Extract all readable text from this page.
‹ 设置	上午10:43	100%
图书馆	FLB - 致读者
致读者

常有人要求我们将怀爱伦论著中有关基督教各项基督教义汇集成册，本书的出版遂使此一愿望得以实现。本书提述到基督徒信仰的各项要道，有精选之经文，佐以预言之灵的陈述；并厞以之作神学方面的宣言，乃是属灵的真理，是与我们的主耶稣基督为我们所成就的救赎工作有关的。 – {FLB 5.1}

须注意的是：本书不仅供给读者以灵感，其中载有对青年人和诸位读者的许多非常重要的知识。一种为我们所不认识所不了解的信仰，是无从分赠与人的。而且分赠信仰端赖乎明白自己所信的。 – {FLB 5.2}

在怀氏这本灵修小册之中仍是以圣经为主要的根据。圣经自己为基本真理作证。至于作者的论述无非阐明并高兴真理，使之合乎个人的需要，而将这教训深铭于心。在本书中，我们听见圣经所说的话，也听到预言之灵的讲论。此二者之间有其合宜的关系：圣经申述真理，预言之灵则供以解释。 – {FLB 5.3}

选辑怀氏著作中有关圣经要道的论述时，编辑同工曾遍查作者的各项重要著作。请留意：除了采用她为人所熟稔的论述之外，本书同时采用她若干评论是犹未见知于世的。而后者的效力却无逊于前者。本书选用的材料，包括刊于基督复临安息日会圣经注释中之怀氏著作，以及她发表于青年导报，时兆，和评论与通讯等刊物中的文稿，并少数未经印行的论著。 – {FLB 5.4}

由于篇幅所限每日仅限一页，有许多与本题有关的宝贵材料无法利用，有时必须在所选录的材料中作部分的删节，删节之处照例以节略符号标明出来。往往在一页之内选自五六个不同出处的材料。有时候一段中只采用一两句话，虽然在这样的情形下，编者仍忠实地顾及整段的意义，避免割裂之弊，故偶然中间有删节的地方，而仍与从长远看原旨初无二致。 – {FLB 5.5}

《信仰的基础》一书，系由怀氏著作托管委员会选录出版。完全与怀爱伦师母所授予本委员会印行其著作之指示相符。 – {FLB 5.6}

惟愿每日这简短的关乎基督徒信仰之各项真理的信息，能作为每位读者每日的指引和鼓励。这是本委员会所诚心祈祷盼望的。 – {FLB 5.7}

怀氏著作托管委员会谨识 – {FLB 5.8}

★ ★ ★ ★ ★ ★ ★

▶ _BRIEF_
Reproduce every line above without error.

▶ _TASK SOLUTION_
Extract all readable text from this page.
‹ 设置	上午10:43	100%
图书馆	FLB - 致读者
致读者

常有人要求我们将怀爱伦论著中有关基督教各项基督教义汇集成册，本书的出版遂使此一愿望得以实现。本书提述到基督徒信仰的各项要道，有精选之经文，佐以预言之灵的陈述；并厞以之作神学方面的宣言，乃是属灵的真理，是与我们的主耶稣基督为我们所成就的救赎工作有关的。 – {FLB 5.1}

须注意的是：本书不仅供给读者以灵感，其中载有对青年人和诸位读者的许多非常重要的知识。一种为我们所不认识所不了解的信仰，是无从分赠与人的。而且分赠信仰端赖乎明白自己所信的。 – {FLB 5.2}

在怀氏这本灵修小册之中仍是以圣经为主要的根据。圣经自己为基本真理作证。至于作者的论述无非阐明并高兴真理，使之合乎个人的需要，而将这教训深铭于心。在本书中，我们听见圣经所说的话，也听到预言之灵的讲论。此二者之间有其合宜的关系：圣经申述真理，预言之灵则供以解释。 – {FLB 5.3}

选辑怀氏著作中有关圣经要道的论述时，编辑同工曾遍查作者的各项重要著作。请留意：除了采用她为人所熟稔的论述之外，本书同时采用她若干评论是犹未见知于世的。而后者的效力却无逊于前者。本书选用的材料，包括刊于基督复临安息日会圣经注释中之怀氏著作，以及她发表于青年导报，时兆，和评论与通讯等刊物中的文稿，并少数未经印行的论著。 – {FLB 5.4}

由于篇幅所限每日仅限一页，有许多与本题有关的宝贵材料无法利用，有时必须在所选录的材料中作部分的删节，删节之处照例以节略符号标明出来。往往在一页之内选自五六个不同出处的材料。有时候一段中只采用一两句话，虽然在这样的情形下，编者仍忠实地顾及整段的意义，避免割裂之弊，故偶然中间有删节的地方，而仍与从长远看原旨初无二致。 – {FLB 5.5}

《信仰的基础》一书，系由怀氏著作托管委员会选录出版。完全与怀爱伦师母所授予本委员会印行其著作之指示相符。 – {FLB 5.6}

惟愿每日这简短的关乎基督徒信仰之各项真理的信息，能作为每位读者每日的指引和鼓励。这是本委员会所诚心祈祷盼望的。 – {FLB 5.7}

怀氏著作托管委员会谨识 – {FLB 5.8}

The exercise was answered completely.